— YOUR INSTRUCTIONS —
Reproduce the listing below character for character; drop every image.

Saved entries

>>>

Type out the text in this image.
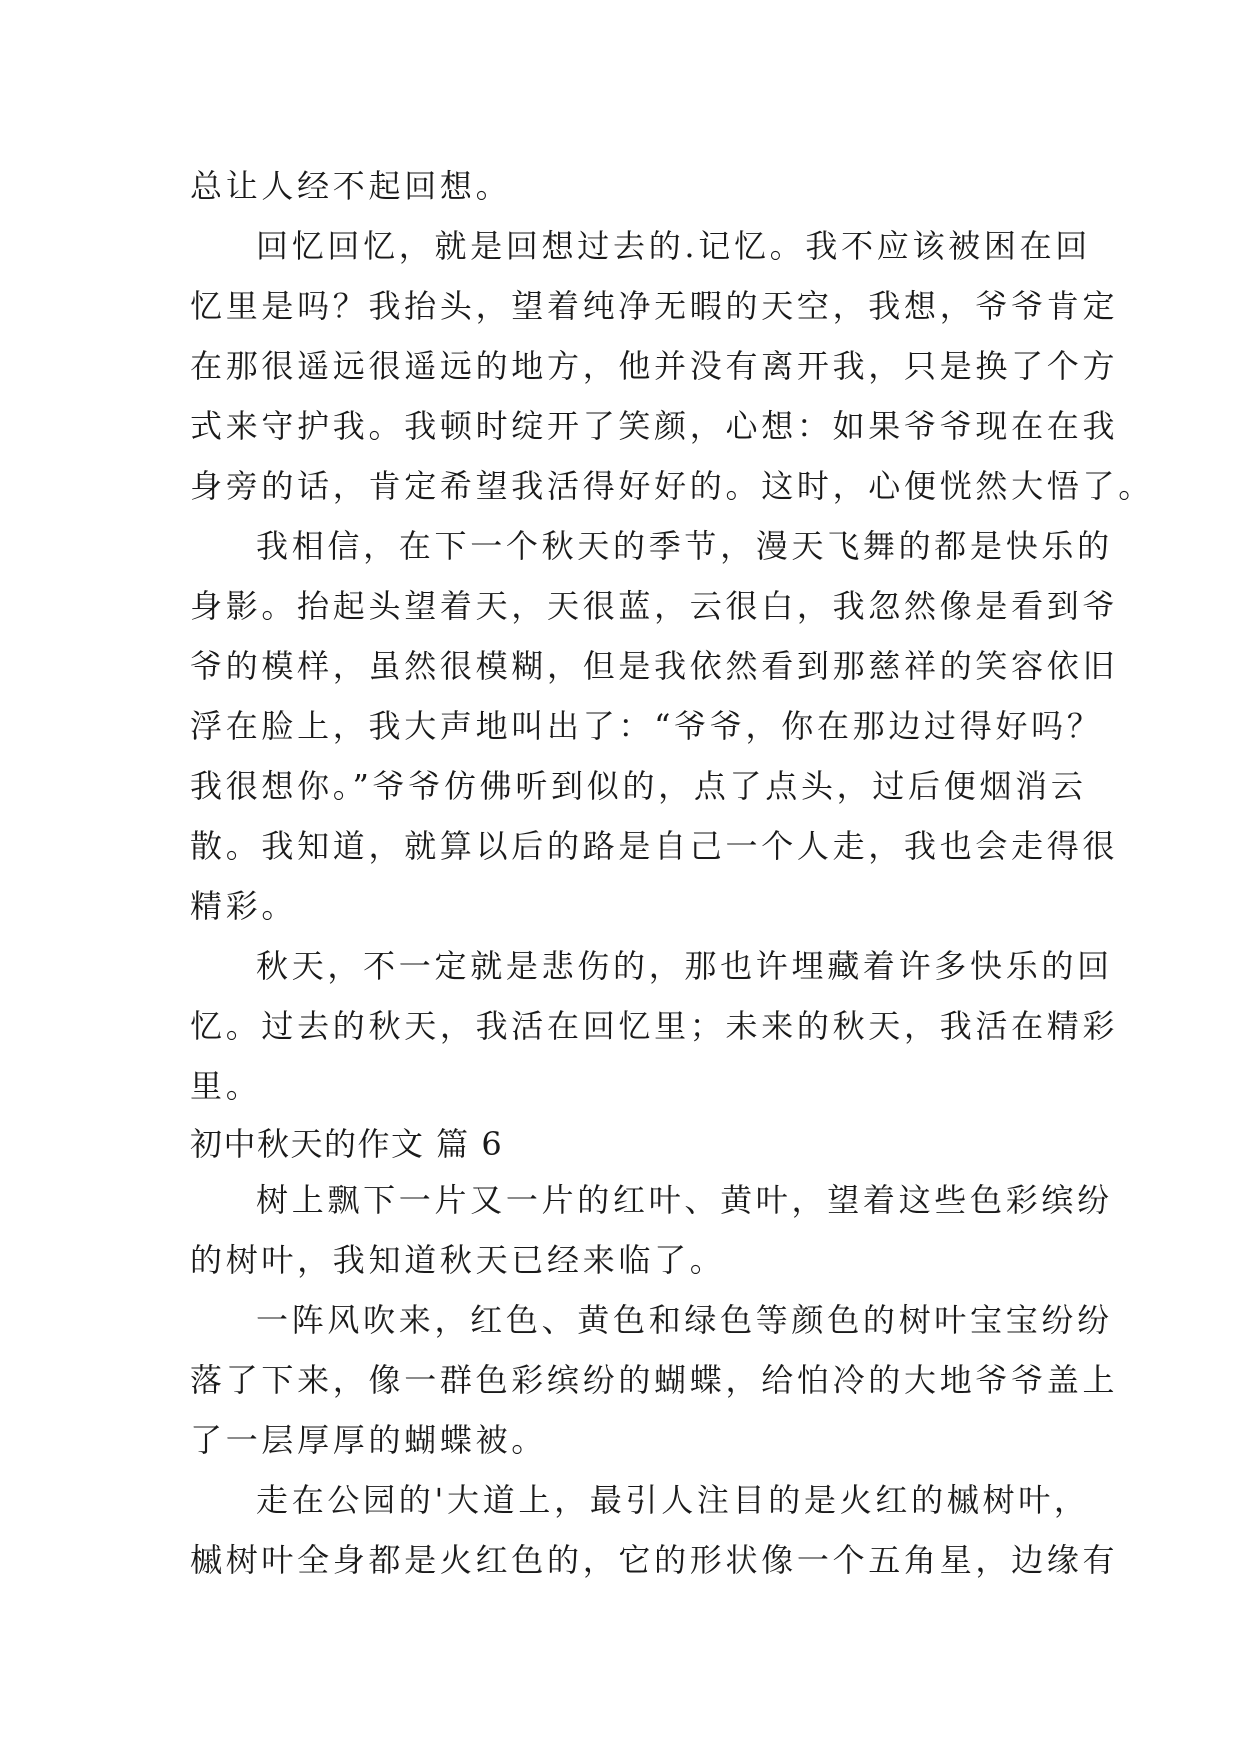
总让人经不起回想。
回忆回忆，就是回想过去的.记忆。我不应该被困在回
忆里是吗？我抬头，望着纯净无暇的天空，我想，爷爷肯定
在那很遥远很遥远的地方，他并没有离开我，只是换了个方
式来守护我。我顿时绽开了笑颜，心想：如果爷爷现在在我
身旁的话，肯定希望我活得好好的。这时，心便恍然大悟了。
我相信，在下一个秋天的季节，漫天飞舞的都是快乐的
身影。抬起头望着天，天很蓝，云很白，我忽然像是看到爷
爷的模样，虽然很模糊，但是我依然看到那慈祥的笑容依旧
浮在脸上，我大声地叫出了：“爷爷，你在那边过得好吗？
我很想你。”爷爷仿佛听到似的，点了点头，过后便烟消云
散。我知道，就算以后的路是自己一个人走，我也会走得很
精彩。
秋天，不一定就是悲伤的，那也许埋藏着许多快乐的回
忆。过去的秋天，我活在回忆里；未来的秋天，我活在精彩
里。
初中秋天的作文 篇 6
树上飘下一片又一片的红叶、黄叶，望着这些色彩缤纷
的树叶，我知道秋天已经来临了。
一阵风吹来，红色、黄色和绿色等颜色的树叶宝宝纷纷
落了下来，像一群色彩缤纷的蝴蝶，给怕冷的大地爷爷盖上
了一层厚厚的蝴蝶被。
走在公园的'大道上，最引人注目的是火红的槭树叶，
槭树叶全身都是火红色的，它的形状像一个五角星，边缘有
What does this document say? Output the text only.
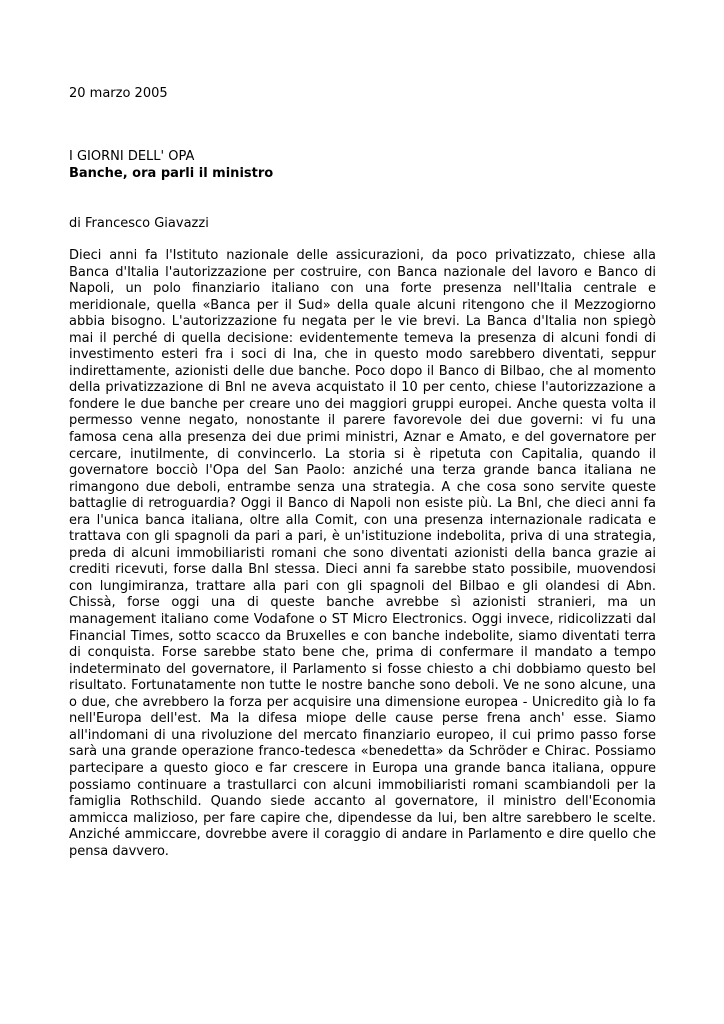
20 marzo 2005

I GIORNI DELL' OPA

Banche, ora parli il ministro

di Francesco Giavazzi

Dieci anni fa l'Istituto nazionale delle assicurazioni, da poco privatizzato, chiese alla Banca d'Italia l'autorizzazione per costruire, con Banca nazionale del lavoro e Banco di Napoli, un polo finanziario italiano con una forte presenza nell'Italia centrale e meridionale, quella «Banca per il Sud» della quale alcuni ritengono che il Mezzogiorno abbia bisogno. L'autorizzazione fu negata per le vie brevi. La Banca d'Italia non spiegò mai il perché di quella decisione: evidentemente temeva la presenza di alcuni fondi di investimento esteri fra i soci di Ina, che in questo modo sarebbero diventati, seppur indirettamente, azionisti delle due banche. Poco dopo il Banco di Bilbao, che al momento della privatizzazione di Bnl ne aveva acquistato il 10 per cento, chiese l'autorizzazione a fondere le due banche per creare uno dei maggiori gruppi europei. Anche questa volta il permesso venne negato, nonostante il parere favorevole dei due governi: vi fu una famosa cena alla presenza dei due primi ministri, Aznar e Amato, e del governatore per cercare, inutilmente, di convincerlo. La storia si è ripetuta con Capitalia, quando il governatore bocciò l'Opa del San Paolo: anziché una terza grande banca italiana ne rimangono due deboli, entrambe senza una strategia. A che cosa sono servite queste battaglie di retroguardia? Oggi il Banco di Napoli non esiste più. La Bnl, che dieci anni fa era l'unica banca italiana, oltre alla Comit, con una presenza internazionale radicata e trattava con gli spagnoli da pari a pari, è un'istituzione indebolita, priva di una strategia, preda di alcuni immobiliaristi romani che sono diventati azionisti della banca grazie ai crediti ricevuti, forse dalla Bnl stessa. Dieci anni fa sarebbe stato possibile, muovendosi con lungimiranza, trattare alla pari con gli spagnoli del Bilbao e gli olandesi di Abn. Chissà, forse oggi una di queste banche avrebbe sì azionisti stranieri, ma un management italiano come Vodafone o ST Micro Electronics. Oggi invece, ridicolizzati dal Financial Times, sotto scacco da Bruxelles e con banche indebolite, siamo diventati terra di conquista. Forse sarebbe stato bene che, prima di confermare il mandato a tempo indeterminato del governatore, il Parlamento si fosse chiesto a chi dobbiamo questo bel risultato. Fortunatamente non tutte le nostre banche sono deboli. Ve ne sono alcune, una o due, che avrebbero la forza per acquisire una dimensione europea - Unicredito già lo fa nell'Europa dell'est. Ma la difesa miope delle cause perse frena anch' esse. Siamo all'indomani di una rivoluzione del mercato finanziario europeo, il cui primo passo forse sarà una grande operazione franco-tedesca «benedetta» da Schröder e Chirac. Possiamo partecipare a questo gioco e far crescere in Europa una grande banca italiana, oppure possiamo continuare a trastullarci con alcuni immobiliaristi romani scambiandoli per la famiglia Rothschild. Quando siede accanto al governatore, il ministro dell'Economia ammicca malizioso, per fare capire che, dipendesse da lui, ben altre sarebbero le scelte. Anziché ammiccare, dovrebbe avere il coraggio di andare in Parlamento e dire quello che pensa davvero.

<<<

— EXERCISE RESULT —
Type out the text in this image.
总让人经不起回想。
回忆回忆，就是回想过去的.记忆。我不应该被困在回
忆里是吗？我抬头，望着纯净无暇的天空，我想，爷爷肯定
在那很遥远很遥远的地方，他并没有离开我，只是换了个方
式来守护我。我顿时绽开了笑颜，心想：如果爷爷现在在我
身旁的话，肯定希望我活得好好的。这时，心便恍然大悟了。
我相信，在下一个秋天的季节，漫天飞舞的都是快乐的
身影。抬起头望着天，天很蓝，云很白，我忽然像是看到爷
爷的模样，虽然很模糊，但是我依然看到那慈祥的笑容依旧
浮在脸上，我大声地叫出了：“爷爷，你在那边过得好吗？
我很想你。”爷爷仿佛听到似的，点了点头，过后便烟消云
散。我知道，就算以后的路是自己一个人走，我也会走得很
精彩。
秋天，不一定就是悲伤的，那也许埋藏着许多快乐的回
忆。过去的秋天，我活在回忆里；未来的秋天，我活在精彩
里。
初中秋天的作文 篇 6
树上飘下一片又一片的红叶、黄叶，望着这些色彩缤纷
的树叶，我知道秋天已经来临了。
一阵风吹来，红色、黄色和绿色等颜色的树叶宝宝纷纷
落了下来，像一群色彩缤纷的蝴蝶，给怕冷的大地爷爷盖上
了一层厚厚的蝴蝶被。
走在公园的'大道上，最引人注目的是火红的槭树叶，
槭树叶全身都是火红色的，它的形状像一个五角星，边缘有
What does this document say? Output the text only.
20 marzo 2005

I GIORNI DELL' OPA

Banche, ora parli il ministro

di Francesco Giavazzi

Dieci anni fa l'Istituto nazionale delle assicurazioni, da poco privatizzato, chiese alla Banca d'Italia l'autorizzazione per costruire, con Banca nazionale del lavoro e Banco di Napoli, un polo finanziario italiano con una forte presenza nell'Italia centrale e meridionale, quella «Banca per il Sud» della quale alcuni ritengono che il Mezzogiorno abbia bisogno. L'autorizzazione fu negata per le vie brevi. La Banca d'Italia non spiegò mai il perché di quella decisione: evidentemente temeva la presenza di alcuni fondi di investimento esteri fra i soci di Ina, che in questo modo sarebbero diventati, seppur indirettamente, azionisti delle due banche. Poco dopo il Banco di Bilbao, che al momento della privatizzazione di Bnl ne aveva acquistato il 10 per cento, chiese l'autorizzazione a fondere le due banche per creare uno dei maggiori gruppi europei. Anche questa volta il permesso venne negato, nonostante il parere favorevole dei due governi: vi fu una famosa cena alla presenza dei due primi ministri, Aznar e Amato, e del governatore per cercare, inutilmente, di convincerlo. La storia si è ripetuta con Capitalia, quando il governatore bocciò l'Opa del San Paolo: anziché una terza grande banca italiana ne rimangono due deboli, entrambe senza una strategia. A che cosa sono servite queste battaglie di retroguardia? Oggi il Banco di Napoli non esiste più. La Bnl, che dieci anni fa era l'unica banca italiana, oltre alla Comit, con una presenza internazionale radicata e trattava con gli spagnoli da pari a pari, è un'istituzione indebolita, priva di una strategia, preda di alcuni immobiliaristi romani che sono diventati azionisti della banca grazie ai crediti ricevuti, forse dalla Bnl stessa. Dieci anni fa sarebbe stato possibile, muovendosi con lungimiranza, trattare alla pari con gli spagnoli del Bilbao e gli olandesi di Abn. Chissà, forse oggi una di queste banche avrebbe sì azionisti stranieri, ma un management italiano come Vodafone o ST Micro Electronics. Oggi invece, ridicolizzati dal Financial Times, sotto scacco da Bruxelles e con banche indebolite, siamo diventati terra di conquista. Forse sarebbe stato bene che, prima di confermare il mandato a tempo indeterminato del governatore, il Parlamento si fosse chiesto a chi dobbiamo questo bel risultato. Fortunatamente non tutte le nostre banche sono deboli. Ve ne sono alcune, una o due, che avrebbero la forza per acquisire una dimensione europea - Unicredito già lo fa nell'Europa dell'est. Ma la difesa miope delle cause perse frena anch' esse. Siamo all'indomani di una rivoluzione del mercato finanziario europeo, il cui primo passo forse sarà una grande operazione franco-tedesca «benedetta» da Schröder e Chirac. Possiamo partecipare a questo gioco e far crescere in Europa una grande banca italiana, oppure possiamo continuare a trastullarci con alcuni immobiliaristi romani scambiandoli per la famiglia Rothschild. Quando siede accanto al governatore, il ministro dell'Economia ammicca malizioso, per fare capire che, dipendesse da lui, ben altre sarebbero le scelte. Anziché ammiccare, dovrebbe avere il coraggio di andare in Parlamento e dire quello che pensa davvero.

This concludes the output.